# Set problem
Copy out each line featuring the string "также" from the entries beneath.

# Data to process

————————

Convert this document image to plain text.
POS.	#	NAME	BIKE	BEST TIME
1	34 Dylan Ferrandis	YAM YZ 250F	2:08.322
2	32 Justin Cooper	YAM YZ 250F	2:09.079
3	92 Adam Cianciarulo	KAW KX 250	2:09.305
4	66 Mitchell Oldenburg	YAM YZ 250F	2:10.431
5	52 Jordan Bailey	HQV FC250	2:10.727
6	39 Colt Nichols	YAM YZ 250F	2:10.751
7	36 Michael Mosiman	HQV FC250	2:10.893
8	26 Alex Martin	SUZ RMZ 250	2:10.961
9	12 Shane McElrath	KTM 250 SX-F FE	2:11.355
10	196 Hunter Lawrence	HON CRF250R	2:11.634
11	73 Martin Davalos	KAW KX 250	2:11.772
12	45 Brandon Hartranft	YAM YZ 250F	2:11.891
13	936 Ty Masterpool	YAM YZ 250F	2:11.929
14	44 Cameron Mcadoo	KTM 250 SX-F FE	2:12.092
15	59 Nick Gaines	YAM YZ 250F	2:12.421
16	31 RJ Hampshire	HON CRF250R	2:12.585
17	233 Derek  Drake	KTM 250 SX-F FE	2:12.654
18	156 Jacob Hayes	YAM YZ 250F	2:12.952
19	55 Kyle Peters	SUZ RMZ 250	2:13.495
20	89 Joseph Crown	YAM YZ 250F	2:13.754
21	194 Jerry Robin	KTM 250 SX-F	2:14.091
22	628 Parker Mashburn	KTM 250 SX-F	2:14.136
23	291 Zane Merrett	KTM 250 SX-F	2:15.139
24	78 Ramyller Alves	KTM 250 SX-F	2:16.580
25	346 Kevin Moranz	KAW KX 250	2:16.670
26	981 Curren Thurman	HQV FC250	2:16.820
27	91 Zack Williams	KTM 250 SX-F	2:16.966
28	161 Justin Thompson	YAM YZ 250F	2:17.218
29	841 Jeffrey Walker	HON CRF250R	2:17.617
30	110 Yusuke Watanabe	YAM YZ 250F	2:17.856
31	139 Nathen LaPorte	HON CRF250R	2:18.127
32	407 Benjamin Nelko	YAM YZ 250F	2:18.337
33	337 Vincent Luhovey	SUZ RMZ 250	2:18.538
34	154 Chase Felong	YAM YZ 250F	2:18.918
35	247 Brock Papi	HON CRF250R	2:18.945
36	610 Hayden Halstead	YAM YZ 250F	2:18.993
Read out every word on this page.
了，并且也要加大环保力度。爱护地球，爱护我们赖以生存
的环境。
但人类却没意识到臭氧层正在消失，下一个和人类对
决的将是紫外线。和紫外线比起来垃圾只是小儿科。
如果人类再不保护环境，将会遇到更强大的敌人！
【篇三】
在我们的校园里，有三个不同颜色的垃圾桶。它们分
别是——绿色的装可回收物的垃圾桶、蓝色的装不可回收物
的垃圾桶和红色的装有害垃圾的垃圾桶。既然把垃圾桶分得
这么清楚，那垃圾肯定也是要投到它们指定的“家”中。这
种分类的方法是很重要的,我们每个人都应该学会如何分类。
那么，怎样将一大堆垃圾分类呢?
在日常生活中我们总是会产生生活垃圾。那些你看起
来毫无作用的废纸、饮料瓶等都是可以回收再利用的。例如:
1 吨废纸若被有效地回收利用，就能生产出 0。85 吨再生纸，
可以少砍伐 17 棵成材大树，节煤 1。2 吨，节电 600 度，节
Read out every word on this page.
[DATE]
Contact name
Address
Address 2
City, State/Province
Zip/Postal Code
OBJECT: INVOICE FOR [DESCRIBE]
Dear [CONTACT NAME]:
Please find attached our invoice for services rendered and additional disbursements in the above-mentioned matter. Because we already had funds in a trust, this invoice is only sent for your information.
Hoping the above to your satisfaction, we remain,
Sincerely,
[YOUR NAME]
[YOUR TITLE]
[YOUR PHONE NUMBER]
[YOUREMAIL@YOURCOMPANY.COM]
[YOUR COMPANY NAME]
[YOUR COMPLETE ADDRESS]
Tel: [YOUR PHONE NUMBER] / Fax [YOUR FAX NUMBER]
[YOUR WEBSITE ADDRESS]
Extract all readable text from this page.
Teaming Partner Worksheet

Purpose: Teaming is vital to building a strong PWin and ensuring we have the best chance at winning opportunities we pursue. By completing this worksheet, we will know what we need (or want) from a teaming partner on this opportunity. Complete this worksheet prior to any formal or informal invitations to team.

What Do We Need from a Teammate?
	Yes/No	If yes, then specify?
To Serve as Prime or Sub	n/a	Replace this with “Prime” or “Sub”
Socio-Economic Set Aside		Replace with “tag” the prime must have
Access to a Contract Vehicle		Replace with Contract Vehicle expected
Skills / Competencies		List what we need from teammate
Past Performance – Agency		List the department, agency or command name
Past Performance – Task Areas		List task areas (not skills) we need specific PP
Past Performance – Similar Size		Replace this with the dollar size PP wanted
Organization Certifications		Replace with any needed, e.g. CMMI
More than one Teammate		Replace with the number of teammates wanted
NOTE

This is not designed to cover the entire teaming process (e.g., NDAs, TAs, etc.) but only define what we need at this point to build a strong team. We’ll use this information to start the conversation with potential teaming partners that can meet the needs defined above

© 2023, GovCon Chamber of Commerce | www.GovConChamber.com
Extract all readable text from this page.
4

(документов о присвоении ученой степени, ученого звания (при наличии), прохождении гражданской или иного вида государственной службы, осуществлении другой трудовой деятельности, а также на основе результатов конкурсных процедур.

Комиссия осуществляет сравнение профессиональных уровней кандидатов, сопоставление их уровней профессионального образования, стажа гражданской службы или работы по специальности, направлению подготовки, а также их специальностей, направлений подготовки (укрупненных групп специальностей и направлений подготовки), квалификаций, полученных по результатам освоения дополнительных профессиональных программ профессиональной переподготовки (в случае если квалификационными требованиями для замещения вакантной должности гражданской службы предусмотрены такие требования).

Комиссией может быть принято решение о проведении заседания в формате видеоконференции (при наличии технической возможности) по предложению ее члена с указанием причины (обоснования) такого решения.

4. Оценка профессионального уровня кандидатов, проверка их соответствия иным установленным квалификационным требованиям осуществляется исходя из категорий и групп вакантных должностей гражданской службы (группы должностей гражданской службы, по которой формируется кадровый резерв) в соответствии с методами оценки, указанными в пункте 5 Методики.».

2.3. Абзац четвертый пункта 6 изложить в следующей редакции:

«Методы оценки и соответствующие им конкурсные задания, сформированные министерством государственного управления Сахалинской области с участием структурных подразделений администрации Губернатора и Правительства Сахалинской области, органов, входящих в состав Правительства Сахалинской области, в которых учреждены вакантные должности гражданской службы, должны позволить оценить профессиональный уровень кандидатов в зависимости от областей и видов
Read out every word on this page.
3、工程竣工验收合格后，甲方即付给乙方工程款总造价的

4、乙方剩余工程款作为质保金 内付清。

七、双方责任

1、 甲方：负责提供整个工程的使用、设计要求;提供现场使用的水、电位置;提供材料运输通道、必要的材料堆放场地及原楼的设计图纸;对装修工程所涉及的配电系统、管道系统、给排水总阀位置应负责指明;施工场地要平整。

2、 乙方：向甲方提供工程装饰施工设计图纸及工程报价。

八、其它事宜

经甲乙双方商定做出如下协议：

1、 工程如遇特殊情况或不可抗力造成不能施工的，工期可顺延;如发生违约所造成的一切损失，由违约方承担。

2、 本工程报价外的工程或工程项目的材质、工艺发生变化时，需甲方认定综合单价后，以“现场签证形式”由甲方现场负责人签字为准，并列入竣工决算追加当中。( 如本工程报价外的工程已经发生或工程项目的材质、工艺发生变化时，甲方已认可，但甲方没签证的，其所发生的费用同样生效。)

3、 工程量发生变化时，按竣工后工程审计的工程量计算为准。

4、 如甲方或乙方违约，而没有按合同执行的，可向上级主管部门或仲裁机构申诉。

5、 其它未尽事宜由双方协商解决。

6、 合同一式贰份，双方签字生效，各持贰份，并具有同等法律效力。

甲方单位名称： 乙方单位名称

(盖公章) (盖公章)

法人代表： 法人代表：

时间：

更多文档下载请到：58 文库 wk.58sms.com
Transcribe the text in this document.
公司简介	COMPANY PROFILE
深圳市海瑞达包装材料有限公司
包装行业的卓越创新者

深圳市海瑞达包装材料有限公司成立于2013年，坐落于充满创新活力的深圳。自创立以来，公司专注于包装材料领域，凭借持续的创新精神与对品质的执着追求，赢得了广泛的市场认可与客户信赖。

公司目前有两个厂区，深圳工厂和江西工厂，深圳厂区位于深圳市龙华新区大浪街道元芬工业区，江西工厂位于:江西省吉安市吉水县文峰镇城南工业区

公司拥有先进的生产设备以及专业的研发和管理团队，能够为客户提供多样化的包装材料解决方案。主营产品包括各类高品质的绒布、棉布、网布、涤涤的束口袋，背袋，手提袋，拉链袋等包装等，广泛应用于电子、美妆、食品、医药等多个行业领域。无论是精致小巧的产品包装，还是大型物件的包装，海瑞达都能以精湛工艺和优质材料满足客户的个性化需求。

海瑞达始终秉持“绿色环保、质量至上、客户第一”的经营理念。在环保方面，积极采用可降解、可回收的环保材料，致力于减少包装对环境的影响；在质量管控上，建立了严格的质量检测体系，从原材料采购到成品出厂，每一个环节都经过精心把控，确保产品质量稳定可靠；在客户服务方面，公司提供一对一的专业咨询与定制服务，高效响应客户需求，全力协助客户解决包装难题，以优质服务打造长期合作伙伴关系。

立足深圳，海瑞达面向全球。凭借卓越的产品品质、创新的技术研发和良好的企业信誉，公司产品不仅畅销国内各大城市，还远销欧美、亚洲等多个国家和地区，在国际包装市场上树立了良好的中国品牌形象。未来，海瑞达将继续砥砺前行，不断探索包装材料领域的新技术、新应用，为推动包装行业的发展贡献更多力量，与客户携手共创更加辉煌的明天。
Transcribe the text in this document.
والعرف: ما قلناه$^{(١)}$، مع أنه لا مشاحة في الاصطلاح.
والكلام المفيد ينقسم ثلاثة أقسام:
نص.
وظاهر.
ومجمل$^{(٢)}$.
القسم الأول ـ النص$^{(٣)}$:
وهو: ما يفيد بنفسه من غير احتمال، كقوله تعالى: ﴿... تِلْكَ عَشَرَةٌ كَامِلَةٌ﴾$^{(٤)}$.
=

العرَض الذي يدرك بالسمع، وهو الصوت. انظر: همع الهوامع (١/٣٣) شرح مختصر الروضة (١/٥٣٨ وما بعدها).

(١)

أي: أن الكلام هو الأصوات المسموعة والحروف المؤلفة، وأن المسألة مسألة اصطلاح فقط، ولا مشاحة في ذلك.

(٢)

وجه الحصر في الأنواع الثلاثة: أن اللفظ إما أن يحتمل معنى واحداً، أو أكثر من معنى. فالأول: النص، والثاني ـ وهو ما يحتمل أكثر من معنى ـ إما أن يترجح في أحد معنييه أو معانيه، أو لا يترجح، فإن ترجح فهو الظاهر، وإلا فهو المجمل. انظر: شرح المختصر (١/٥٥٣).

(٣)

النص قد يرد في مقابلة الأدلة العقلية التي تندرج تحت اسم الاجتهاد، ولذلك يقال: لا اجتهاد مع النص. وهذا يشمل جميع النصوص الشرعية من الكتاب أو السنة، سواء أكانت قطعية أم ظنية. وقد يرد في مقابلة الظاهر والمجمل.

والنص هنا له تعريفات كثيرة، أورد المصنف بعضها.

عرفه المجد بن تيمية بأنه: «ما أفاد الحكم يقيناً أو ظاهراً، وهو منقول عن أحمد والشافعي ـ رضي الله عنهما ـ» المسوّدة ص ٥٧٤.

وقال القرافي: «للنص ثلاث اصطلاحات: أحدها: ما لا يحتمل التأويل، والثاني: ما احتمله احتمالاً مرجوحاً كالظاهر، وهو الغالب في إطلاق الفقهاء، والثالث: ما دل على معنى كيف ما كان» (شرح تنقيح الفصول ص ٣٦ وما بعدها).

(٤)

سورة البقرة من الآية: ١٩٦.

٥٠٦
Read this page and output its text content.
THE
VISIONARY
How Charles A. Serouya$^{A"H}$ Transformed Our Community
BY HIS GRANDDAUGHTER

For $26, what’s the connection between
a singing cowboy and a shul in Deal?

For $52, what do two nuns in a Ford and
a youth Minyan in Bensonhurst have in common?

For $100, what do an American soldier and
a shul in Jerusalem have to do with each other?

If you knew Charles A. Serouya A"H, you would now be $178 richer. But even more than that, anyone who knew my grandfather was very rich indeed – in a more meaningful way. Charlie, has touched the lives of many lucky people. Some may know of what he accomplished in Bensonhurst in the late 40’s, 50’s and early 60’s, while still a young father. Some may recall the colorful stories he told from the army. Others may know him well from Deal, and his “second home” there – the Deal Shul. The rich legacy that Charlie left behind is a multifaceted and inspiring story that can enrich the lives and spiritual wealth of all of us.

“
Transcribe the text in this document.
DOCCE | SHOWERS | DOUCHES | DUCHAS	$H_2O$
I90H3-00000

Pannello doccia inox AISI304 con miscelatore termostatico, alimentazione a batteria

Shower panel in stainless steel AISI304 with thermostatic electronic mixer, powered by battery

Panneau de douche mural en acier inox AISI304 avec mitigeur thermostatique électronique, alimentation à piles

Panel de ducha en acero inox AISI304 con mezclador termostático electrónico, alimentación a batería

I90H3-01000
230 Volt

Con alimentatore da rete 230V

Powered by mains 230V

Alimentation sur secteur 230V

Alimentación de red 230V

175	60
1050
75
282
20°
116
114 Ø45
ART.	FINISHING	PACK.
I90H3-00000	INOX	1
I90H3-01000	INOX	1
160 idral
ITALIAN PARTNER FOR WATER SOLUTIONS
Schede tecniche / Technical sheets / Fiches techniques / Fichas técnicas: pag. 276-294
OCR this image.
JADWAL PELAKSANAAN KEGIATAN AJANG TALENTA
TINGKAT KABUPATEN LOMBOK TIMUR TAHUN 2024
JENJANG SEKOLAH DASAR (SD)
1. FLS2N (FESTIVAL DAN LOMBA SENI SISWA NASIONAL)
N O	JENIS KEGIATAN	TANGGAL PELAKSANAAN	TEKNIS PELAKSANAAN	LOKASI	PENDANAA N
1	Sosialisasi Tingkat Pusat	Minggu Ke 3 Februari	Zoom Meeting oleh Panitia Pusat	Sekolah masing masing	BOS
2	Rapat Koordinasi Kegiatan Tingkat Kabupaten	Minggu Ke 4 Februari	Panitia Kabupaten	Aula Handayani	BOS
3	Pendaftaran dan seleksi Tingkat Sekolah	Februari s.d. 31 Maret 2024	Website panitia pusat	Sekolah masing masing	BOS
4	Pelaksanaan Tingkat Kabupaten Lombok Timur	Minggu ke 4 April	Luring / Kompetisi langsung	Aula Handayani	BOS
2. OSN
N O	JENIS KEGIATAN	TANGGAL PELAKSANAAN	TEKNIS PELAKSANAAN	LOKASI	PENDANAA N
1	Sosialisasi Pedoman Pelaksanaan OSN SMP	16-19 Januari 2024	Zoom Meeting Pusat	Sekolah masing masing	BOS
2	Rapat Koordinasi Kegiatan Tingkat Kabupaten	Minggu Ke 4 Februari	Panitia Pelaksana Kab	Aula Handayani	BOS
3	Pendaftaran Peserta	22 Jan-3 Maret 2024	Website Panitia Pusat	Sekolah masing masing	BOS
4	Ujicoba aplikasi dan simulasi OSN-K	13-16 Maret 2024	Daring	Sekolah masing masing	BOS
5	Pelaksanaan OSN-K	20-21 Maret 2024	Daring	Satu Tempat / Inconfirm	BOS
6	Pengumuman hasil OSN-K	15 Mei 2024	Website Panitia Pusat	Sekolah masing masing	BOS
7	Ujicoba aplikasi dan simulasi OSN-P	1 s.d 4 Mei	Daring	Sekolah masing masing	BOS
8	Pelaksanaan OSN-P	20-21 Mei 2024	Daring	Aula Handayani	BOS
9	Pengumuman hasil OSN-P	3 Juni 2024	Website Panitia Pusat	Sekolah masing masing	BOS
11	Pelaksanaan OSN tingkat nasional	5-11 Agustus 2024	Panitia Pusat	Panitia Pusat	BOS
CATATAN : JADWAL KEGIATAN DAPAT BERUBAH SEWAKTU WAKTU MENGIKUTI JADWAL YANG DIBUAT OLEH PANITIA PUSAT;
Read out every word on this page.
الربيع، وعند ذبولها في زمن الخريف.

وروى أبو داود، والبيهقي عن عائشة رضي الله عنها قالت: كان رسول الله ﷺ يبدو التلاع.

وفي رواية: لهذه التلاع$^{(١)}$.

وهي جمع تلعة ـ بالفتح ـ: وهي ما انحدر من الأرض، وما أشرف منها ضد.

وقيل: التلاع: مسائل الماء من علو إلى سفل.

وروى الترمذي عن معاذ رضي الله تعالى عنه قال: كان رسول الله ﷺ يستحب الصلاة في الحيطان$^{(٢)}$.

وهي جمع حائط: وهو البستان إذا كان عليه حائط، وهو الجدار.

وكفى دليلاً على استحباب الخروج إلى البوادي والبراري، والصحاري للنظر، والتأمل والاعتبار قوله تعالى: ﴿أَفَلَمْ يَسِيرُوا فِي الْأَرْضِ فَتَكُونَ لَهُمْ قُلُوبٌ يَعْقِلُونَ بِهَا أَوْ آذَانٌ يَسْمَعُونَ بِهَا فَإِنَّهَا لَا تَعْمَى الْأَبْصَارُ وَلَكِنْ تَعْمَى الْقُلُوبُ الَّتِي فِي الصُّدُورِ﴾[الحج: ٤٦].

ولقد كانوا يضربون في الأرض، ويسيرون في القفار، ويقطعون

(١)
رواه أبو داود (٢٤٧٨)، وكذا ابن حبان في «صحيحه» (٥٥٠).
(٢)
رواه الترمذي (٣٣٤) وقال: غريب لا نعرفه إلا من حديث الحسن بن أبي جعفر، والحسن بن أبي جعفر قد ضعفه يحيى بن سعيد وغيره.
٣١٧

————————

# Result
(документов о присвоении ученой степени, ученого звания (при наличии), прохождении гражданской или иного вида государственной службы, осуществлении другой трудовой деятельности, а также на основе результатов конкурсных процедур.
Комиссия осуществляет сравнение профессиональных уровней кандидатов, сопоставление их уровней профессионального образования, стажа гражданской службы или работы по специальности, направлению подготовки, а также их специальностей, направлений подготовки (укрупненных групп специальностей и направлений подготовки), квалификаций, полученных по результатам освоения дополнительных профессиональных программ профессиональной переподготовки (в случае если квалификационными требованиями для замещения вакантной должности гражданской службы предусмотрены такие требования).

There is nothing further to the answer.